§ Written instruction:
Copy all entries without alteration and skip the pictures they hold.

§ Entries shown:

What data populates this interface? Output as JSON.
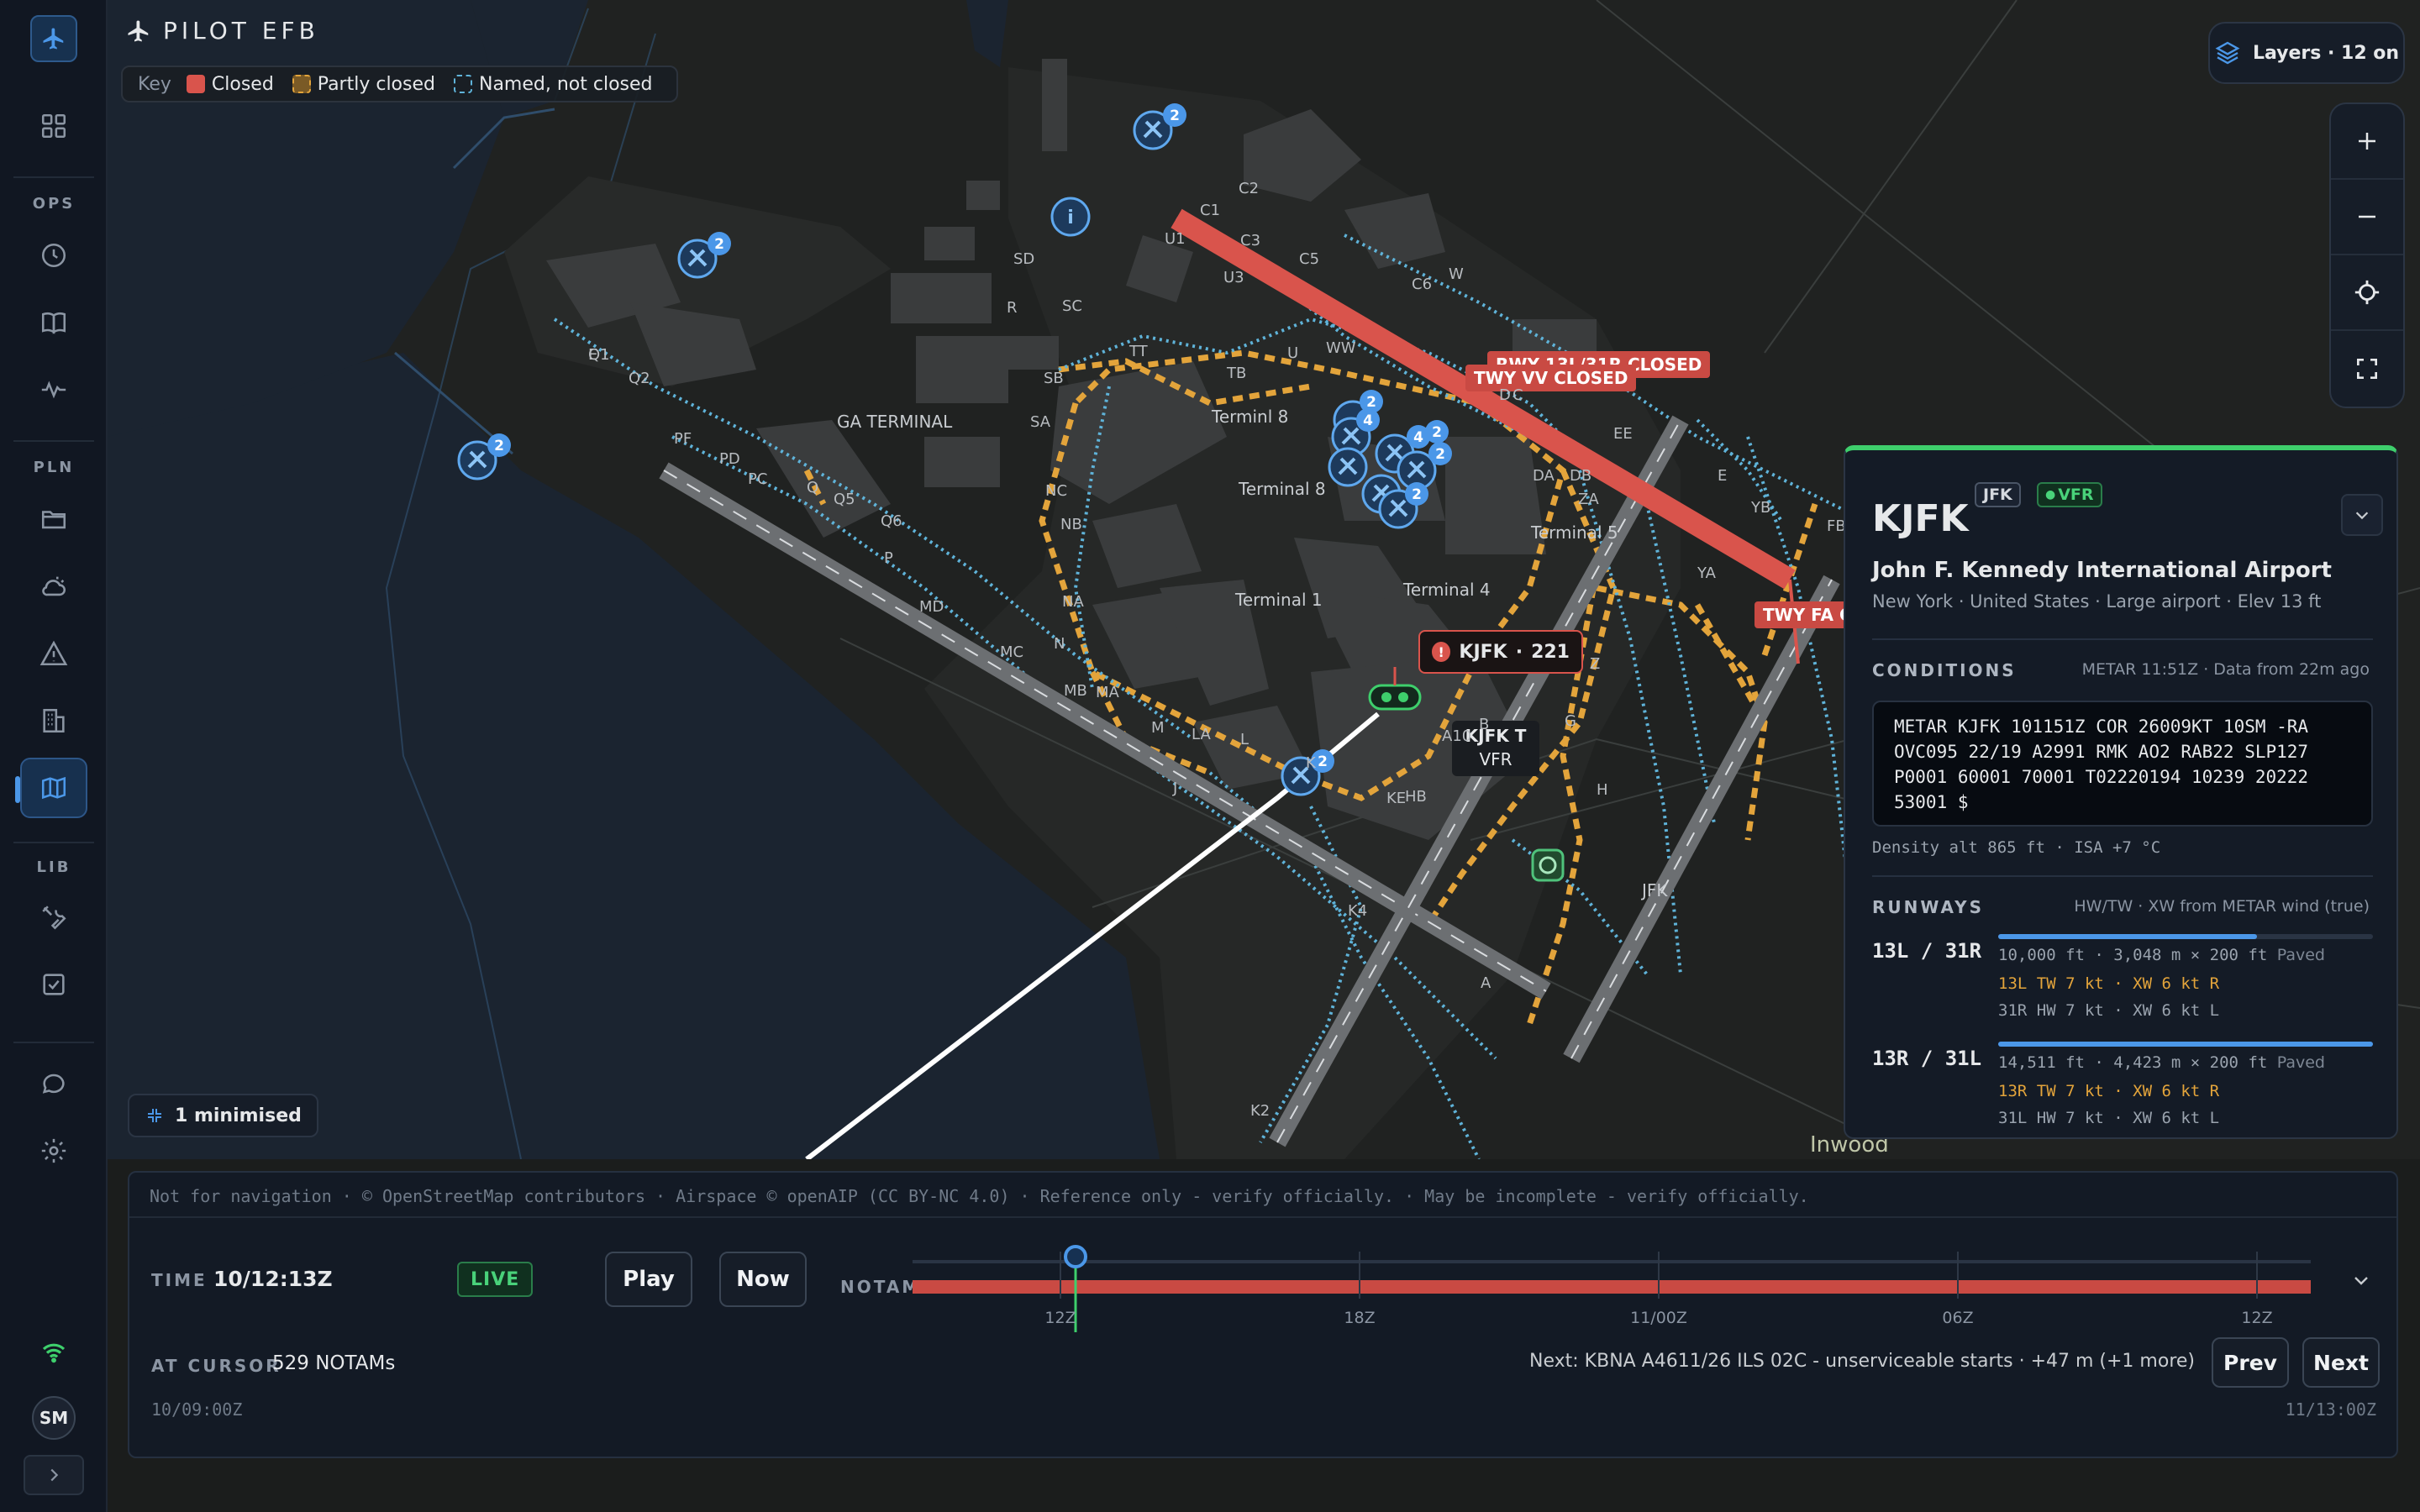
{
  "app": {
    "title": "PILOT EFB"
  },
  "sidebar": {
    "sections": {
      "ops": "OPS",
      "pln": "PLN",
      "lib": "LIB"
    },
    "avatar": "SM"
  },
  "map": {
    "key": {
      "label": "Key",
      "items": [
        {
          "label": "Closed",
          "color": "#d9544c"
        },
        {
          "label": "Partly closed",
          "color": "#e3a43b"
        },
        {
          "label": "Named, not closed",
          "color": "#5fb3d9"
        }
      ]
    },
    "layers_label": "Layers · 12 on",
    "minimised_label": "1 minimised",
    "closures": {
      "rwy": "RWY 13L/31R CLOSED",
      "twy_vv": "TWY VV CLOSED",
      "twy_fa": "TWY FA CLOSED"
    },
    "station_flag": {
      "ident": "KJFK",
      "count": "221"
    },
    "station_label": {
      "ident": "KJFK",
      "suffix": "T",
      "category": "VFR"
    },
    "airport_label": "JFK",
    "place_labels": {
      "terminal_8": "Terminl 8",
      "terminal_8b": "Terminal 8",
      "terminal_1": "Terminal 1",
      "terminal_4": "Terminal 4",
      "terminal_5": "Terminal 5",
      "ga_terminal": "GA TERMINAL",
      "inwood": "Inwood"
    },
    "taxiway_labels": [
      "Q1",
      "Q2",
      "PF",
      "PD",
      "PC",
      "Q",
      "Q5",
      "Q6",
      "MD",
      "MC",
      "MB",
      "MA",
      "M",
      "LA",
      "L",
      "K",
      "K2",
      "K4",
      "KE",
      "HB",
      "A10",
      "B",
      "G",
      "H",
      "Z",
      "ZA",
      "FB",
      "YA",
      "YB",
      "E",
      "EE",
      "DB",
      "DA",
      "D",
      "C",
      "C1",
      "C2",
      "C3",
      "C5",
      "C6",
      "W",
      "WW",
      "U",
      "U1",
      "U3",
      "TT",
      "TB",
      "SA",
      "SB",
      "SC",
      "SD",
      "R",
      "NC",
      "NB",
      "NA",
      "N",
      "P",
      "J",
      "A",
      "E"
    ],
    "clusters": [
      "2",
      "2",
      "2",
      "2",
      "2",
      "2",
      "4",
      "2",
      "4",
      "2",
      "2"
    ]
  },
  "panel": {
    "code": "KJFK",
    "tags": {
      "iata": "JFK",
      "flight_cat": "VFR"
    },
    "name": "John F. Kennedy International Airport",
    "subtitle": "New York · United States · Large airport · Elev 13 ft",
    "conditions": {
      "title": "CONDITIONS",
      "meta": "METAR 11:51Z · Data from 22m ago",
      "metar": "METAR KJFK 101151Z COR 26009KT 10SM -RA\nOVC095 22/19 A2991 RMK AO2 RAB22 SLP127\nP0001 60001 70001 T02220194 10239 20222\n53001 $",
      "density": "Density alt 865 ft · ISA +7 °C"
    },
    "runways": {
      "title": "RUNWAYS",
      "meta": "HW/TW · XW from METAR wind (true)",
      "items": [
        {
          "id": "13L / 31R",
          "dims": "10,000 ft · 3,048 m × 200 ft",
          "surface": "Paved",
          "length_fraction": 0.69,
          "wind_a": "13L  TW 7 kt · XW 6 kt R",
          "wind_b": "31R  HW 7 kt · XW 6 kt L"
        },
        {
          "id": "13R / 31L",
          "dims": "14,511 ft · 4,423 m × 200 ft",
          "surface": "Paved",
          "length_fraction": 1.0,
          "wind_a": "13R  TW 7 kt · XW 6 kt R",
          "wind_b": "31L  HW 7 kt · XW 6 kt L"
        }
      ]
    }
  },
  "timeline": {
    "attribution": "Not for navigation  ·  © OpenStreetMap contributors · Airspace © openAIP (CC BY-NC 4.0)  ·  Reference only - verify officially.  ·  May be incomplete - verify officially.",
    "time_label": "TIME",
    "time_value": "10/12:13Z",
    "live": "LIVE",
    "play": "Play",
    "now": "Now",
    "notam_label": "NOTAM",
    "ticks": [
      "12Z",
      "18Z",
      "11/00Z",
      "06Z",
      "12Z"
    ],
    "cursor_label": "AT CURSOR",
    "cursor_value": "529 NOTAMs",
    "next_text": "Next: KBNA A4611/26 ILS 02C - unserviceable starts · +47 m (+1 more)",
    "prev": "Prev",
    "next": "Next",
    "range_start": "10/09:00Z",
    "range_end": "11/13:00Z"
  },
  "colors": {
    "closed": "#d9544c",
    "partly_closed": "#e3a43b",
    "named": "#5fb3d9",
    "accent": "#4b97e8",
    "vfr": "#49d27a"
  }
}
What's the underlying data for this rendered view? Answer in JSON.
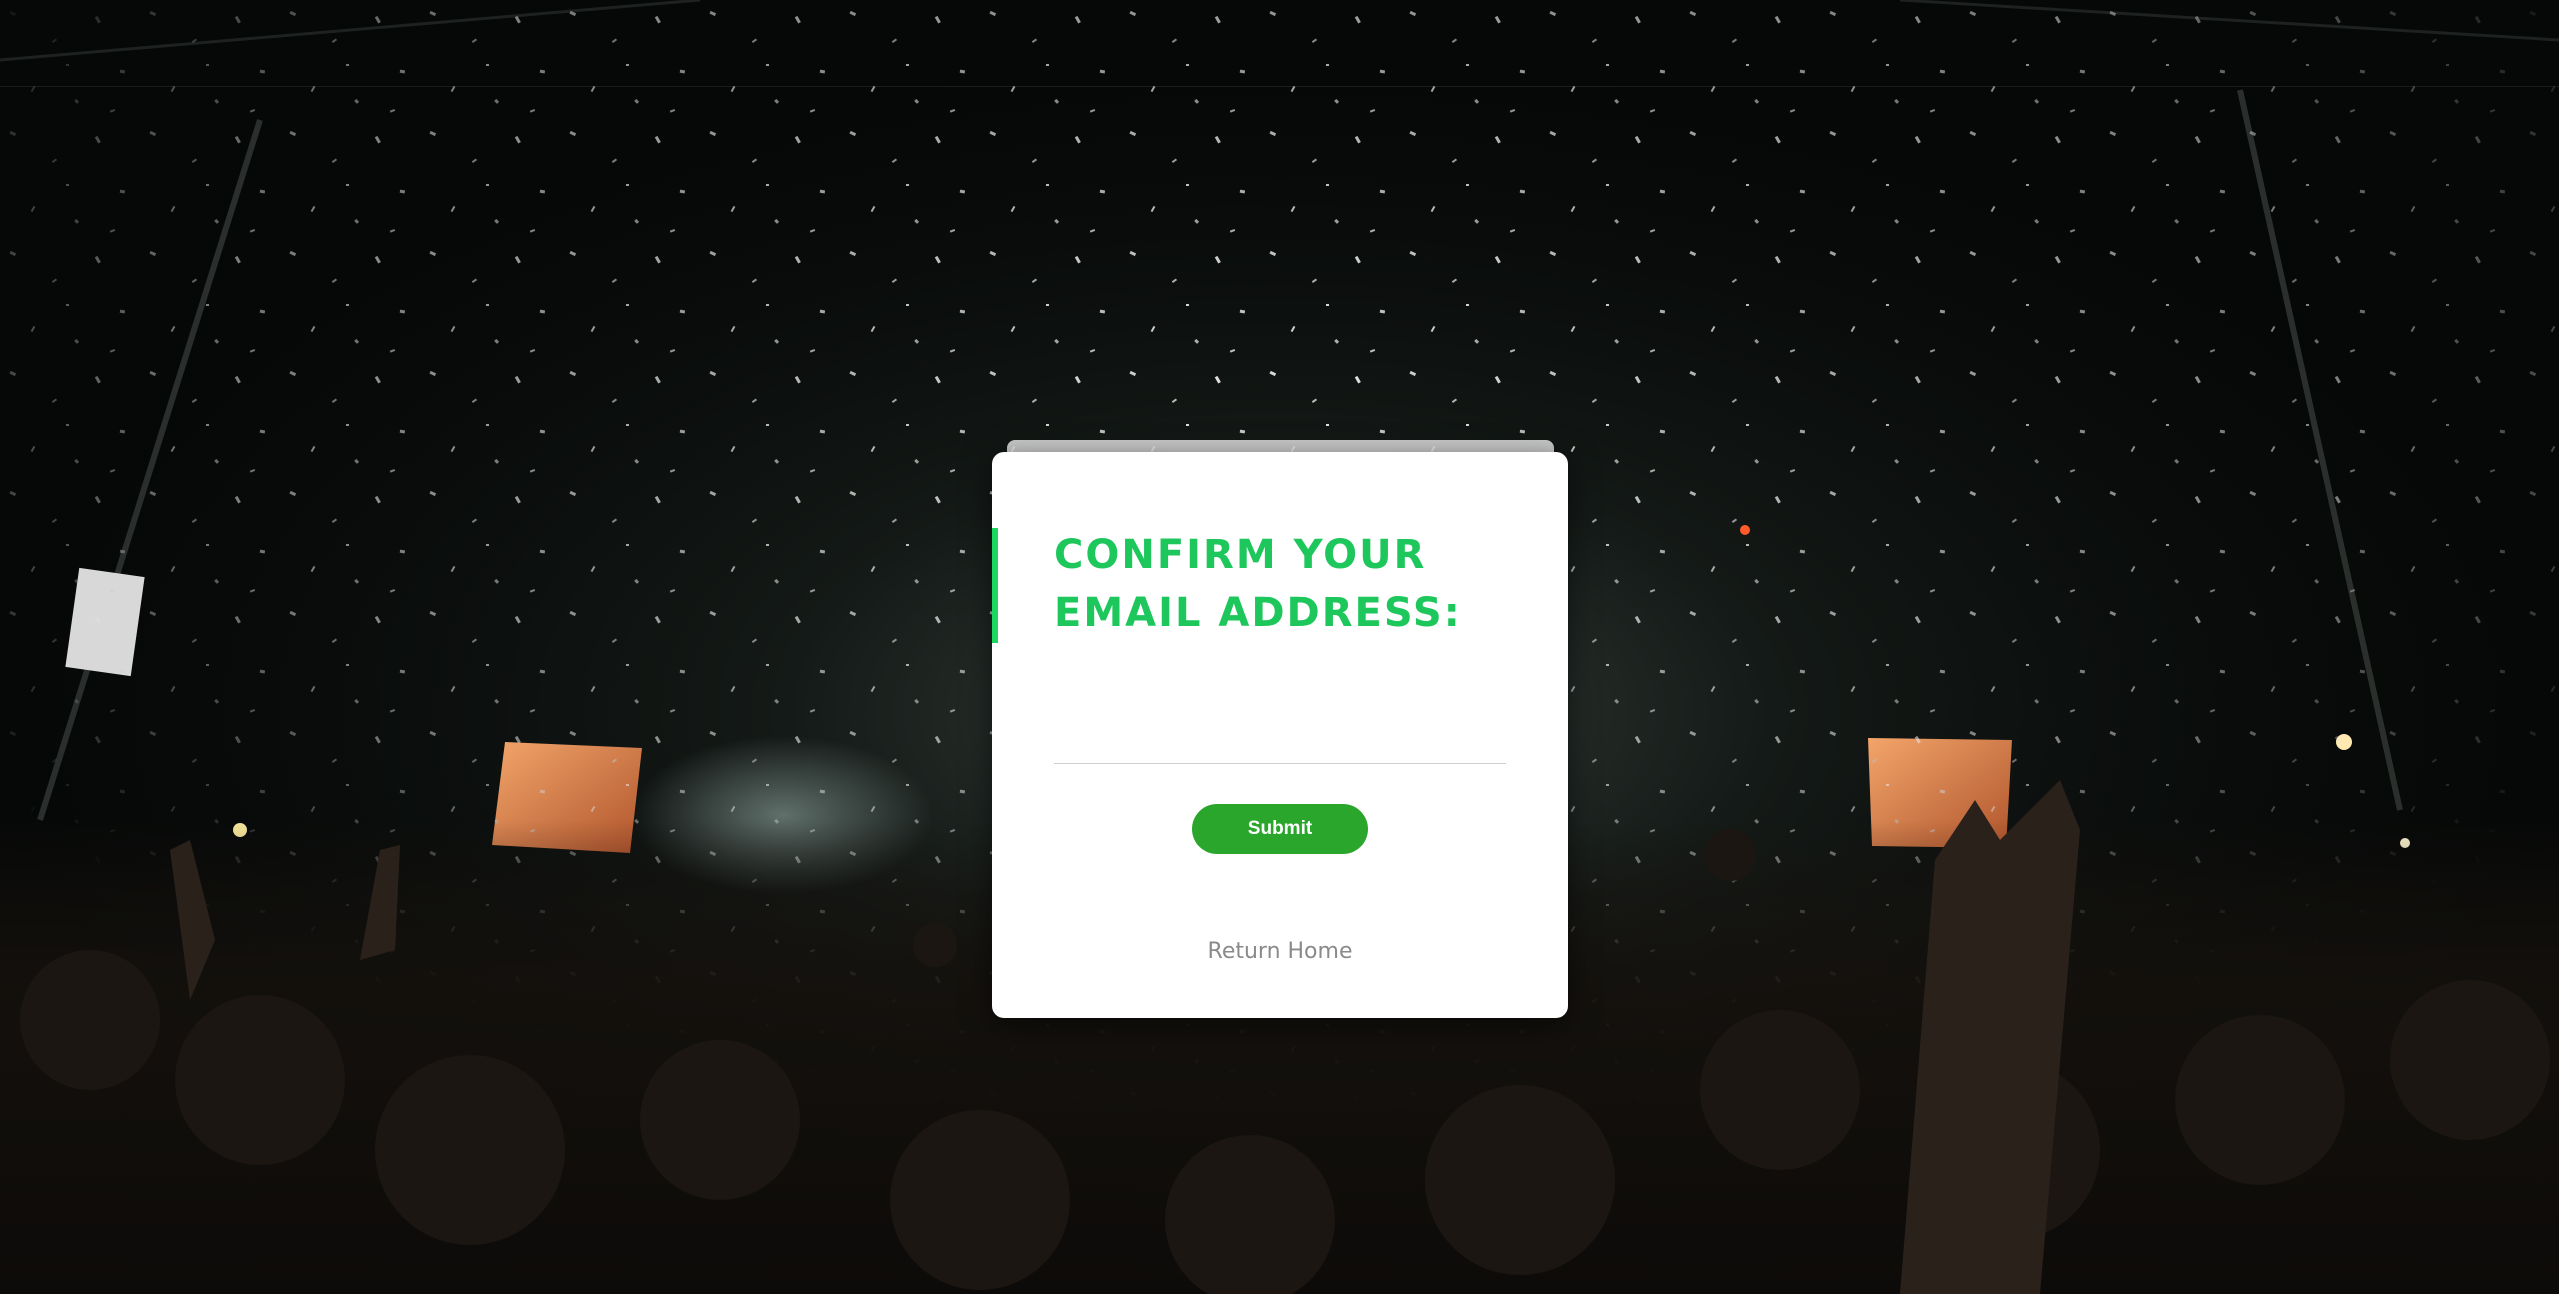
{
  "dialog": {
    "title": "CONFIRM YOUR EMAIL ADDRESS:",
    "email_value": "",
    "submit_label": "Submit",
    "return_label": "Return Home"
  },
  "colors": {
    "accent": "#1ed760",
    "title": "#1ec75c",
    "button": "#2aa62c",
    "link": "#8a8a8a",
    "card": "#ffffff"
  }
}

§ Reply to the task:
What data populates this interface? Output as JSON.
{
  "app": {
    "title": "PILOT EFB"
  },
  "sidebar": {
    "sections": {
      "ops": "OPS",
      "pln": "PLN",
      "lib": "LIB"
    },
    "avatar": "SM"
  },
  "map": {
    "key": {
      "label": "Key",
      "items": [
        {
          "label": "Closed",
          "color": "#d9544c"
        },
        {
          "label": "Partly closed",
          "color": "#e3a43b"
        },
        {
          "label": "Named, not closed",
          "color": "#5fb3d9"
        }
      ]
    },
    "layers_label": "Layers · 12 on",
    "minimised_label": "1 minimised",
    "closures": {
      "rwy": "RWY 13L/31R CLOSED",
      "twy_vv": "TWY VV CLOSED",
      "twy_fa": "TWY FA CLOSED"
    },
    "station_flag": {
      "ident": "KJFK",
      "count": "221"
    },
    "station_label": {
      "ident": "KJFK",
      "suffix": "T",
      "category": "VFR"
    },
    "airport_label": "JFK",
    "place_labels": {
      "terminal_8": "Terminl 8",
      "terminal_8b": "Terminal 8",
      "terminal_1": "Terminal 1",
      "terminal_4": "Terminal 4",
      "terminal_5": "Terminal 5",
      "ga_terminal": "GA TERMINAL",
      "inwood": "Inwood"
    },
    "taxiway_labels": [
      "Q1",
      "Q2",
      "PF",
      "PD",
      "PC",
      "Q",
      "Q5",
      "Q6",
      "MD",
      "MC",
      "MB",
      "MA",
      "M",
      "LA",
      "L",
      "K",
      "K2",
      "K4",
      "KE",
      "HB",
      "A10",
      "B",
      "G",
      "H",
      "Z",
      "ZA",
      "FB",
      "YA",
      "YB",
      "E",
      "EE",
      "DB",
      "DA",
      "D",
      "C",
      "C1",
      "C2",
      "C3",
      "C5",
      "C6",
      "W",
      "WW",
      "U",
      "U1",
      "U3",
      "TT",
      "TB",
      "SA",
      "SB",
      "SC",
      "SD",
      "R",
      "NC",
      "NB",
      "NA",
      "N",
      "P",
      "J",
      "A",
      "E"
    ],
    "clusters": [
      "2",
      "2",
      "2",
      "2",
      "2",
      "2",
      "4",
      "2",
      "4",
      "2",
      "2"
    ]
  },
  "panel": {
    "code": "KJFK",
    "tags": {
      "iata": "JFK",
      "flight_cat": "VFR"
    },
    "name": "John F. Kennedy International Airport",
    "subtitle": "New York · United States · Large airport · Elev 13 ft",
    "conditions": {
      "title": "CONDITIONS",
      "meta": "METAR 11:51Z · Data from 22m ago",
      "metar": "METAR KJFK 101151Z COR 26009KT 10SM -RA\nOVC095 22/19 A2991 RMK AO2 RAB22 SLP127\nP0001 60001 70001 T02220194 10239 20222\n53001 $",
      "density": "Density alt 865 ft · ISA +7 °C"
    },
    "runways": {
      "title": "RUNWAYS",
      "meta": "HW/TW · XW from METAR wind (true)",
      "items": [
        {
          "id": "13L / 31R",
          "dims": "10,000 ft · 3,048 m × 200 ft",
          "surface": "Paved",
          "length_fraction": 0.69,
          "wind_a": "13L  TW 7 kt · XW 6 kt R",
          "wind_b": "31R  HW 7 kt · XW 6 kt L"
        },
        {
          "id": "13R / 31L",
          "dims": "14,511 ft · 4,423 m × 200 ft",
          "surface": "Paved",
          "length_fraction": 1.0,
          "wind_a": "13R  TW 7 kt · XW 6 kt R",
          "wind_b": "31L  HW 7 kt · XW 6 kt L"
        }
      ]
    }
  },
  "timeline": {
    "attribution": "Not for navigation  ·  © OpenStreetMap contributors · Airspace © openAIP (CC BY-NC 4.0)  ·  Reference only - verify officially.  ·  May be incomplete - verify officially.",
    "time_label": "TIME",
    "time_value": "10/12:13Z",
    "live": "LIVE",
    "play": "Play",
    "now": "Now",
    "notam_label": "NOTAM",
    "ticks": [
      "12Z",
      "18Z",
      "11/00Z",
      "06Z",
      "12Z"
    ],
    "cursor_label": "AT CURSOR",
    "cursor_value": "529 NOTAMs",
    "next_text": "Next: KBNA A4611/26 ILS 02C - unserviceable starts · +47 m (+1 more)",
    "prev": "Prev",
    "next": "Next",
    "range_start": "10/09:00Z",
    "range_end": "11/13:00Z"
  },
  "colors": {
    "closed": "#d9544c",
    "partly_closed": "#e3a43b",
    "named": "#5fb3d9",
    "accent": "#4b97e8",
    "vfr": "#49d27a"
  }
}
What's the underlying data for this rendered view? Answer in JSON.
{
  "dialog": {
    "title": "CONFIRM YOUR EMAIL ADDRESS:",
    "email_value": "",
    "submit_label": "Submit",
    "return_label": "Return Home"
  },
  "colors": {
    "accent": "#1ed760",
    "title": "#1ec75c",
    "button": "#2aa62c",
    "link": "#8a8a8a",
    "card": "#ffffff"
  }
}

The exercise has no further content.